**SUPPLIED MATERIAL**
* * * * *
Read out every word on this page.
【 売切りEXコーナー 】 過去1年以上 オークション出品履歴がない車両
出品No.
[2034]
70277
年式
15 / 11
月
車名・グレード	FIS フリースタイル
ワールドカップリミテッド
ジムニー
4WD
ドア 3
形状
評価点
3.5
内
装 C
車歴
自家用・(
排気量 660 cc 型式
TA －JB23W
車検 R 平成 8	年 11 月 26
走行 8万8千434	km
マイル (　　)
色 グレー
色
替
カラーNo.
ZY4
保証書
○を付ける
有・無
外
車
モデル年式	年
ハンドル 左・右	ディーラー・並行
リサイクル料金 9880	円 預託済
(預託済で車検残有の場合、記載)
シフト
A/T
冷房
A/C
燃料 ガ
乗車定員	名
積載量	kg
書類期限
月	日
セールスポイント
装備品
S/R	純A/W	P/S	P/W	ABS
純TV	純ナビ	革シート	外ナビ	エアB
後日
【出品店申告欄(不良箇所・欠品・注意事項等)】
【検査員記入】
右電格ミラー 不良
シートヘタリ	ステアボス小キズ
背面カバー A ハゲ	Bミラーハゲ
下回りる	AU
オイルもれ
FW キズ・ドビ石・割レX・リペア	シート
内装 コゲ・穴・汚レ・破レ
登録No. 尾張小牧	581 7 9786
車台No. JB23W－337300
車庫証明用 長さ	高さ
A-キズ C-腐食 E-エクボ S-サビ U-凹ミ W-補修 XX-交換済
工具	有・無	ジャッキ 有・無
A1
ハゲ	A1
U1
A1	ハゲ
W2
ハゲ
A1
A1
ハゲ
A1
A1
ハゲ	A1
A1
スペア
* * * * *
**SHORT EXERCISE**
Repeat all the entries exactly as given.

**REPLY**
Read out every word on this page.
【 売切りEXコーナー 】 過去1年以上 オークション出品履歴がない車両
出品No.
[2034]
70277
年式
15 / 11
月
車名・グレード	FIS フリースタイル
ワールドカップリミテッド
ジムニー
4WD
ドア 3
形状
評価点
3.5
内
装 C
車歴
自家用・(
排気量 660 cc 型式
TA －JB23W
車検 R 平成 8	年 11 月 26
走行 8万8千434	km
マイル (　　)
色 グレー
色
替
カラーNo.
ZY4
保証書
○を付ける
有・無
外
車
モデル年式	年
ハンドル 左・右	ディーラー・並行
リサイクル料金 9880	円 預託済
(預託済で車検残有の場合、記載)
シフト
A/T
冷房
A/C
燃料 ガ
乗車定員	名
積載量	kg
書類期限
月	日
セールスポイント
装備品
S/R	純A/W	P/S	P/W	ABS
純TV	純ナビ	革シート	外ナビ	エアB
後日
【出品店申告欄(不良箇所・欠品・注意事項等)】
【検査員記入】
右電格ミラー 不良
シートヘタリ	ステアボス小キズ
背面カバー A ハゲ	Bミラーハゲ
下回りる	AU
オイルもれ
FW キズ・ドビ石・割レX・リペア	シート
内装 コゲ・穴・汚レ・破レ
登録No. 尾張小牧	581 7 9786
車台No. JB23W－337300
車庫証明用 長さ	高さ
A-キズ C-腐食 E-エクボ S-サビ U-凹ミ W-補修 XX-交換済
工具	有・無	ジャッキ 有・無
A1
ハゲ	A1
U1
A1	ハゲ
W2
ハゲ
A1
A1
ハゲ
A1
A1
ハゲ	A1
A1
スペア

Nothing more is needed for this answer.